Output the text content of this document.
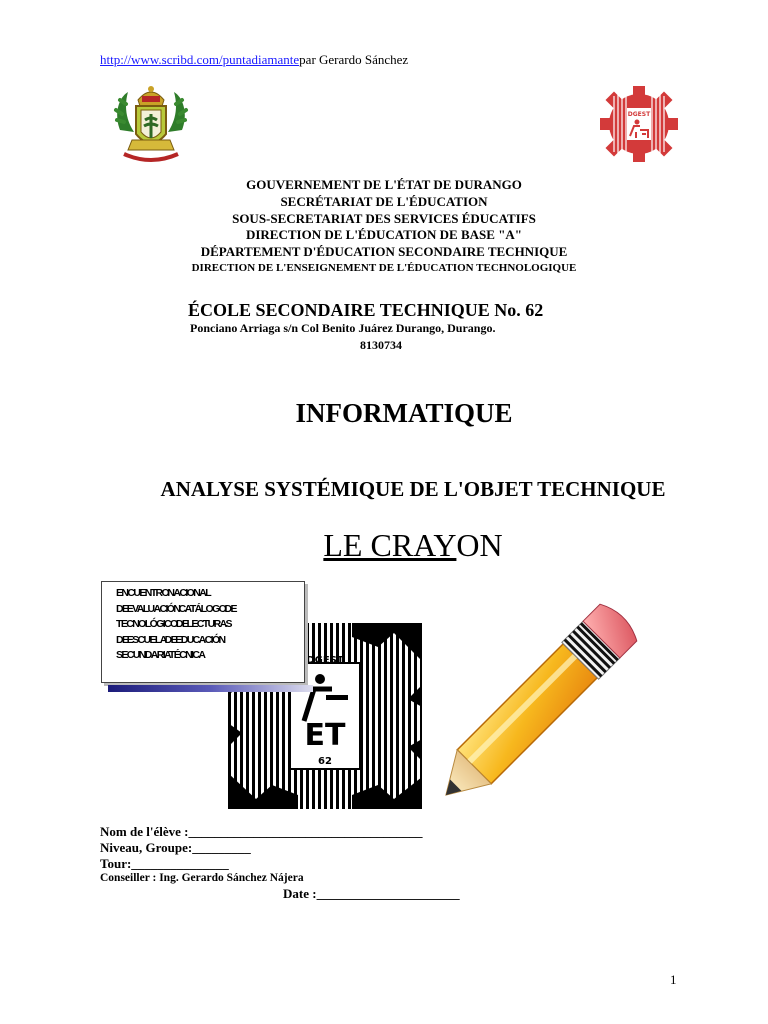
http://www.scribd.com/puntadiamantepar Gerardo Sánchez
DGEST
GOUVERNEMENT DE L'ÉTAT DE DURANGO
SECRÉTARIAT DE L'ÉDUCATION
SOUS-SECRETARIAT DES SERVICES ÉDUCATIFS
DIRECTION DE L'ÉDUCATION DE BASE "A"
DÉPARTEMENT D'ÉDUCATION SECONDAIRE TECHNIQUE
DIRECTION DE L'ENSEIGNEMENT DE L'ÉDUCATION TECHNOLOGIQUE
ÉCOLE SECONDAIRE TECHNIQUE No. 62
Ponciano Arriaga s/n Col Benito Juárez Durango, Durango.
8130734
INFORMATIQUE
ANALYSE SYSTÉMIQUE DE L'OBJET TECHNIQUE
LE CRAYON
DGEST
ET
62
ENCUENTRO NACIONAL
DE EVALUACIÓN CATÁLOGO DE
TECNOLÓGICO DE LECTURAS
DE ESCUELA DE EDUCACIÓN
SECUNDARIA TÉCNICA
Nom de l'élève :____________________________________
Niveau, Groupe:_________
Tour:_______________
Conseiller : Ing. Gerardo Sánchez Nájera
Date :______________________
1
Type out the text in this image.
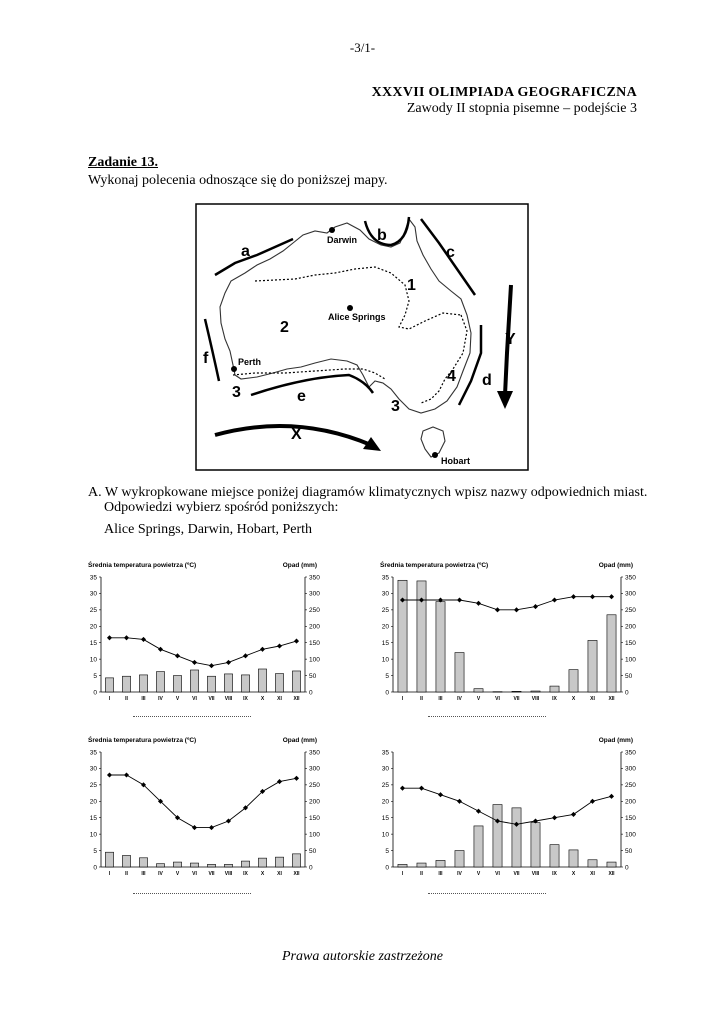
-3/1-
XXXVII OLIMPIADA GEOGRAFICZNA
Zawody II stopnia pisemne – podejście 3
Zadanie 13.
Wykonaj polecenia odnoszące się do poniższej mapy.
Darwin
Alice Springs
Perth
Hobart
a
b
c
d
e
f
1
2
3
3
4
X
Y
A. W wykropkowane miejsce poniżej diagramów klimatycznych wpisz nazwy odpowiednich miast.
Odpowiedzi wybierz spośród poniższych:
Alice Springs, Darwin, Hobart, Perth
Średnia temperatura powietrza (ºC)	Opad (mm)
35
30
25
20
15
10
5
0
350
300
250
200
150
100
50
0
I	II	III	IV	V	VI VII VIII IX	X	XI XII
Średnia temperatura powietrza (ºC)	Opad (mm)
35
30
25
20
15
10
5
0
350
300
250
200
150
100
50
0
I	II	III	IV	V	VI	VII VIII	IX	X	XI	XII
Średnia temperatura powietrza (ºC)	Opad (mm)
35
30
25
20
15
10
5
0
350
300
250
200
150
100
50
0
I	II	III	IV	V	VI VII VIII IX	X	XI XII
Opad (mm)
35
30
25
20
15
10
5
0
350
300
250
200
150
100
50
0
I	II	III	IV	V	VI	VII VIII	IX	X	XI	XII
Prawa autorskie zastrzeżone
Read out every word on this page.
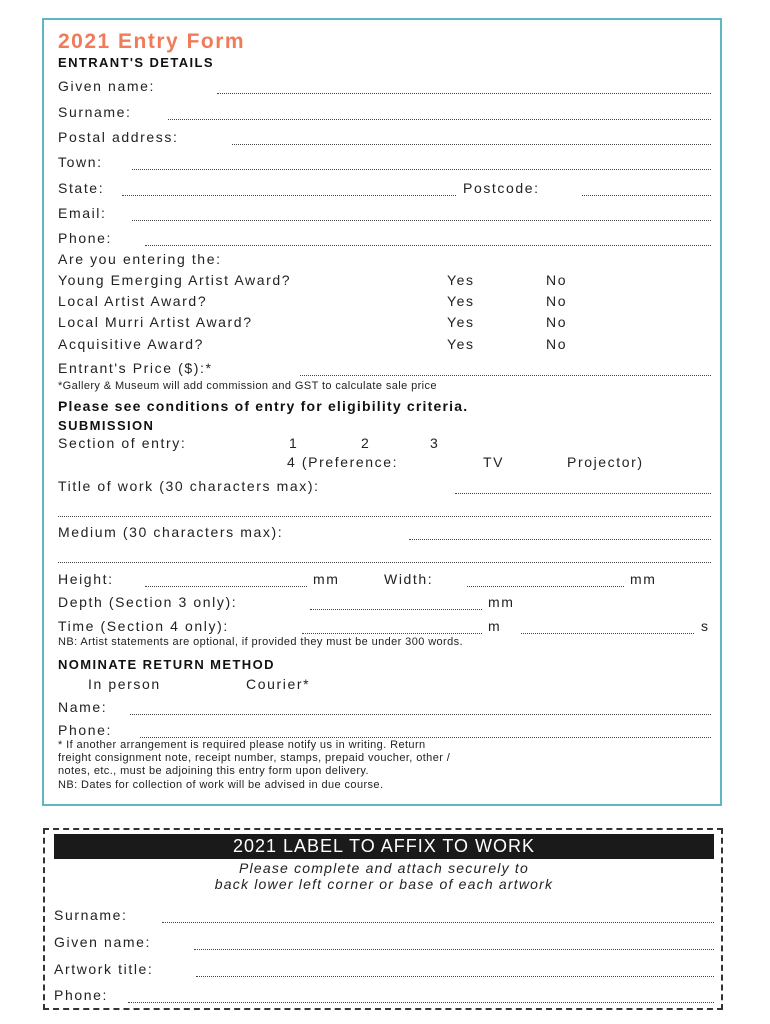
2021 Entry Form
ENTRANT'S DETAILS
Given name:
Surname:
Postal address:
Town:
State:	Postcode:
Email:
Phone:
Are you entering the:
Young Emerging Artist Award?	Yes	No
Local Artist Award?	Yes	No
Local Murri Artist Award?	Yes	No
Acquisitive Award?	Yes	No
Entrant's Price ($):*
*Gallery & Museum will add commission and GST to calculate sale price
Please see conditions of entry for eligibility criteria.
SUBMISSION
Section of entry:	1	2	3
4 (Preference:	TV	Projector)
Title of work (30 characters max):
Medium (30 characters max):
Height:	mm	Width:	mm
Depth (Section 3 only):	mm
Time (Section 4 only):	m	s
NB: Artist statements are optional, if provided they must be under 300 words.
NOMINATE RETURN METHOD
In person	Courier*
Name:
Phone:
* If another arrangement is required please notify us in writing. Return
freight consignment note, receipt number, stamps, prepaid voucher, other /
notes, etc., must be adjoining this entry form upon delivery.
NB: Dates for collection of work will be advised in due course.
2021 LABEL TO AFFIX TO WORK
Please complete and attach securely to
back lower left corner or base of each artwork
Surname:
Given name:
Artwork title:
Phone:
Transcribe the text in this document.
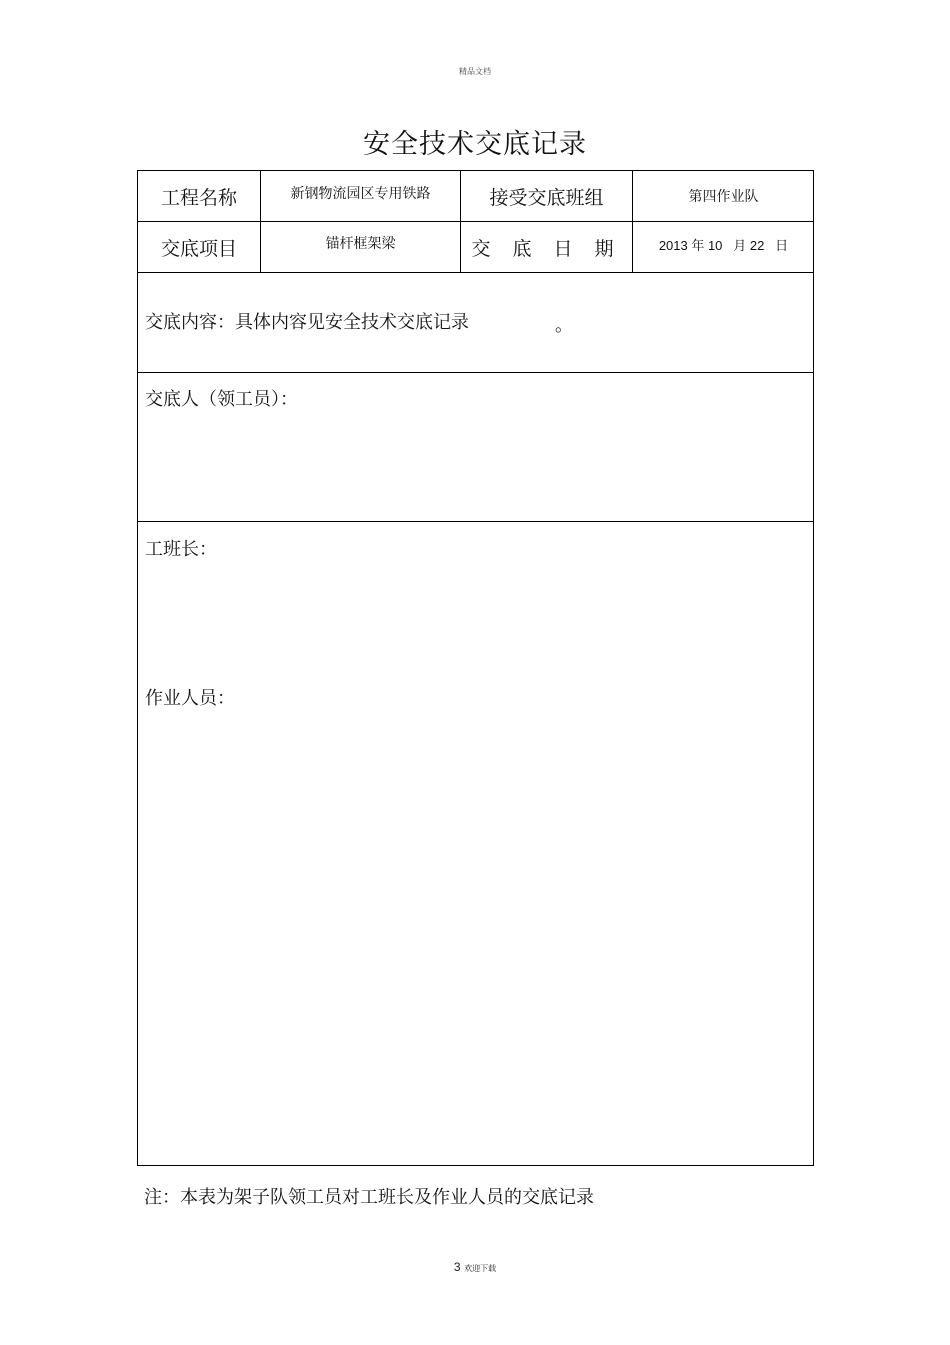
精品文档
安全技术交底记录
工程名称	新钢物流园区专用铁路	接受交底班组	第四作业队
交底项目	锚杆框架梁	交 底 日 期	2013 年 10   月 22   日
交底内容：具体内容见安全技术交底记录	。
交底人（领工员）：
工班长：
作业人员：
注：本表为架子队领工员对工班长及作业人员的交底记录
3 欢迎下载
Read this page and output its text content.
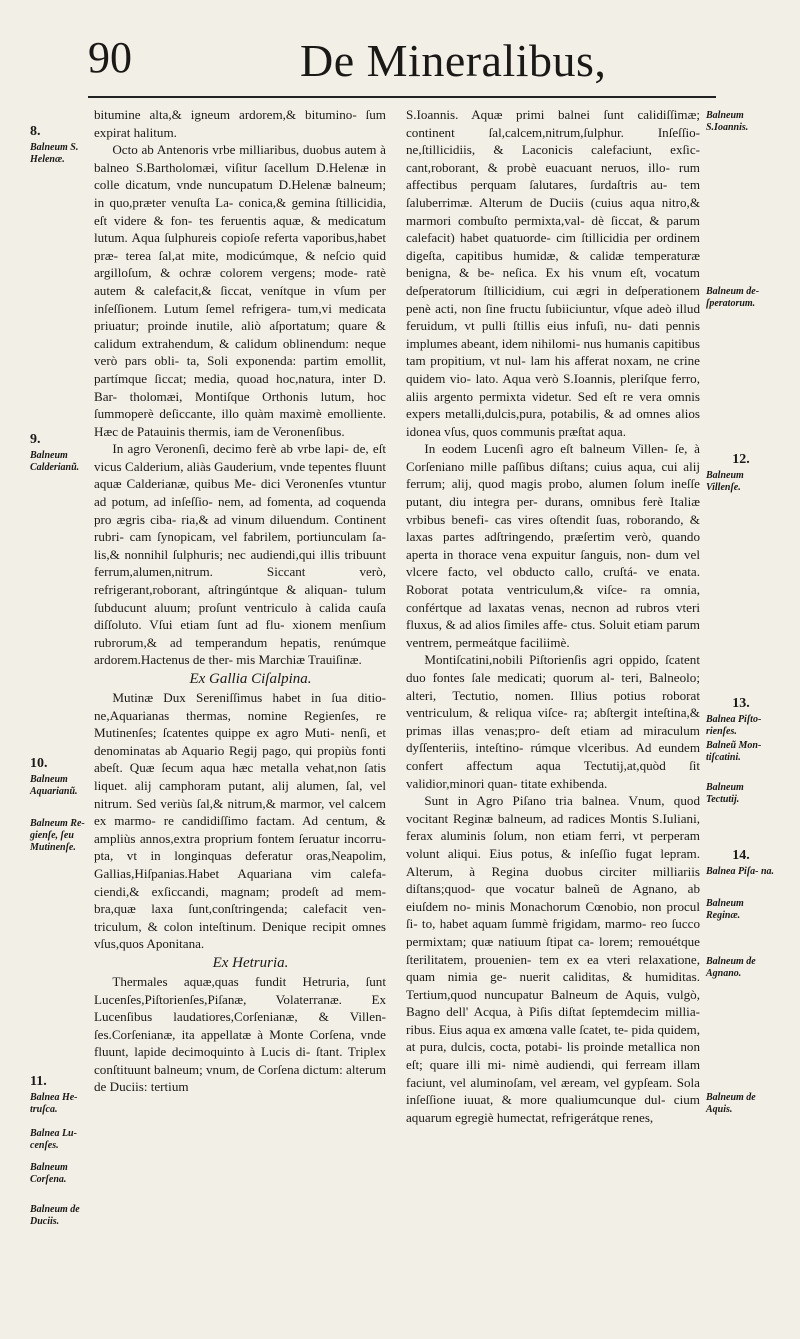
90	De Mineralibus,

bitumine alta,& igneum ardorem,& bitumino- ſum expirat halitum.

Octo ab Antenoris vrbe milliaribus, duobus autem à balneo S.Bartholomæi, viſitur ſacellum D.Helenæ in colle dicatum, vnde nuncupatum D.Helenæ balneum; in quo,præter venuſta La- conica,& gemina ſtillicidia, eſt videre & fon- tes feruentis aquæ, & medicatum lutum. Aqua ſulphureis copioſe referta vaporibus,habet præ- terea ſal,at mite, modicúmque, & neſcio quid argilloſum, & ochræ colorem vergens; mode- ratè autem & calefacit,& ſiccat, venítque in vſum per inſeſſionem. Lutum ſemel refrigera- tum,vi medicata priuatur; proinde inutile, aliò aſportatum; quare & calidum extrahendum, & calidum oblinendum: neque verò pars obli- ta, Soli exponenda: partim emollit, partímque ſiccat; media, quoad hoc,natura, inter D. Bar- tholomæi, Montiſque Orthonis lutum, hoc ſummoperè deſiccante, illo quàm maximè emolliente. Hæc de Patauinis thermis, iam de Veronenſibus.

In agro Veronenſi, decimo ferè ab vrbe lapi- de, eſt vicus Calderium, aliàs Gauderium, vnde tepentes fluunt aquæ Calderianæ, quibus Me- dici Veronenſes vtuntur ad potum, ad inſeſſio- nem, ad fomenta, ad coquenda pro ægris ciba- ria,& ad vinum diluendum. Continent rubri- cam ſynopicam, vel fabrilem, portiunculam ſa- lis,& nonnihil ſulphuris; nec audiendi,qui illis tribuunt ferrum,alumen,nitrum. Siccant verò, refrigerant,roborant, aſtringúntque & aliquan- tulum ſubducunt aluum; proſunt ventriculo à calida cauſa diſſoluto. Vſui etiam ſunt ad flu- xionem menſium rubrorum,& ad temperandum hepatis, renúmque ardorem.Hactenus de ther- mis Marchiæ Trauiſinæ.

Ex Gallia Ciſalpina.

Mutinæ Dux Sereniſſimus habet in ſua ditio- ne,Aquarianas thermas, nomine Regienſes, re Mutinenſes; ſcatentes quippe ex agro Muti- nenſi, et denominatas ab Aquario Regij pago, qui propiùs fonti abeſt. Quæ ſecum aqua hæc metalla vehat,non ſatis liquet. alij camphoram putant, alij alumen, ſal, vel nitrum. Sed veriùs ſal,& nitrum,& marmor, vel calcem ex marmo- re candidiſſimo factam. Ad centum, & ampliùs annos,extra proprium fontem ſeruatur incorru- pta, vt in longinquas deferatur oras,Neapolim, Gallias,Hiſpanias.Habet Aquariana vim calefa- ciendi,& exſiccandi, magnam; prodeſt ad mem- bra,quæ laxa ſunt,conſtringenda; calefacit ven- triculum, & colon inteſtinum. Denique recipit omnes vſus,quos Aponitana.

Ex Hetruria.

Thermales aquæ,quas fundit Hetruria, ſunt Lucenſes,Piſtorienſes,Piſanæ, Volaterranæ. Ex Lucenſibus laudatiores,Corſenianæ, & Villen- ſes.Corſenianæ, ita appellatæ à Monte Corſena, vnde fluunt, lapide decimoquinto à Lucis di- ſtant. Triplex conſtituunt balneum; vnum, de Corſena dictum: alterum de Duciis: tertium

S.Ioannis. Aquæ primi balnei ſunt calidiſſimæ; continent ſal,calcem,nitrum,ſulphur. Inſeſſio- ne,ſtillicidiis, & Laconicis calefaciunt, exſic- cant,roborant, & probè euacuant neruos, illo- rum affectibus perquam ſalutares, ſurdaſtris au- tem ſaluberrimæ. Alterum de Duciis (cuius aqua nitro,& marmori combuſto permixta,val- dè ſiccat, & parum calefacit) habet quatuorde- cim ſtillicidia per ordinem digeſta, capitibus humidæ, & calidæ temperaturæ benigna, & be- neſica. Ex his vnum eſt, vocatum deſperatorum ſtillicidium, cui ægri in deſperationem penè acti, non ſine fructu ſubiiciuntur, vſque adeò illud feruidum, vt pulli ſtillis eius infuſi, nu- dati pennis implumes abeant, idem nihilomi- nus humanis capitibus tam propitium, vt nul- lam his afferat noxam, ne crine quidem vio- lato. Aqua verò S.Ioannis, pleriſque ferro, aliis argento permixta videtur. Sed eſt re vera omnis expers metalli,dulcis,pura, potabilis, & ad omnes alios idonea vſus, quos communis præſtat aqua.

In eodem Lucenſi agro eſt balneum Villen- ſe, à Corſeniano mille paſſibus diſtans; cuius aqua, cui alij ferrum; alij, quod magis probo, alumen ſolum ineſſe putant, diu integra per- durans, omnibus ferè Italiæ vrbibus benefi- cas vires oſtendit ſuas, roborando, & laxas partes adſtringendo, præſertim verò, quando aperta in thorace vena expuitur ſanguis, non- dum vel vlcere facto, vel obducto callo, cruſtá- ve enata. Roborat potata ventriculum,& viſce- ra omnia, confértque ad laxatas venas, necnon ad rubros vteri fluxus, & ad alios ſimiles affe- ctus. Soluit etiam parum ventrem, permeátque faciliimè.

Montiſcatini,nobili Piſtorienſis agri oppido, ſcatent duo fontes ſale medicati; quorum al- teri, Balneolo; alteri, Tectutio, nomen. Illius potius roborat ventriculum, & reliqua viſce- ra; abſtergit inteſtina,& primas illas venas;pro- deſt etiam ad miraculum dyſſenteriis, inteſtino- rúmque vlceribus. Ad eundem confert affectum aqua Tectutij,at,quòd ſit validior,minori quan- titate exhibenda.

Sunt in Agro Piſano tria balnea. Vnum, quod vocitant Reginæ balneum, ad radices Montis S.Iuliani, ferax aluminis ſolum, non etiam ferri, vt perperam volunt aliqui. Eius potus, & inſeſſio fugat lepram. Alterum, à Regina duobus circiter milliariis diſtans;quod- que vocatur balneũ de Agnano, ab eiuſdem no- minis Monachorum Cœnobio, non procul ſi- to, habet aquam ſummè frigidam, marmo- reo ſucco permixtam; quæ natiuum ſtipat ca- lorem; remouétque ſterilitatem, prouenien- tem ex ea vteri relaxatione, quam nimia ge- nuerit caliditas, & humiditas. Tertium,quod nuncupatur Balneum de Aquis, vulgò, Bagno dell' Acqua, à Piſis diſtat ſeptemdecim millia- ribus. Eius aqua ex amœna valle ſcatet, te- pida quidem, at pura, dulcis, cocta, potabi- lis proinde metallica non eſt; quare illi mi- nimè audiendi, qui ferream illam faciunt, vel aluminoſam, vel æream, vel gypſeam. Sola inſeſſione iuuat, & more qualiumcunque dul- cium aquarum egregiè humectat, refrigerátque renes,

8.
Balneum S. Helenæ.
9.
Balneum Calderianũ.
10.
Balneum Aquarianũ.
Balneum Re- gienſe, ſeu Mutinenſe.
11.
Balnea He- truſca.
Balnea Lu- cenſes.
Balneum Corſena.
Balneum de Duciis.
Balneum S.Ioannis.
Balneum de- ſperatorum.
12.
Balneum Villenſe.
13.
Balnea Piſto- rienſes.
Balneũ Mon- tiſcatini.
Balneum Tectutij.
14.
Balnea Piſa- na.
Balneum Reginæ.
Balneum de Agnano.
Balneum de Aquis.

○ ○ ○ ○

**Set problem:** Only lines with the word "will" should be collected from the material.

**Output for this task:**
*Gallery & Museum will add commission and GST to calculate sale price
NB: Dates for collection of work will be advised in due course.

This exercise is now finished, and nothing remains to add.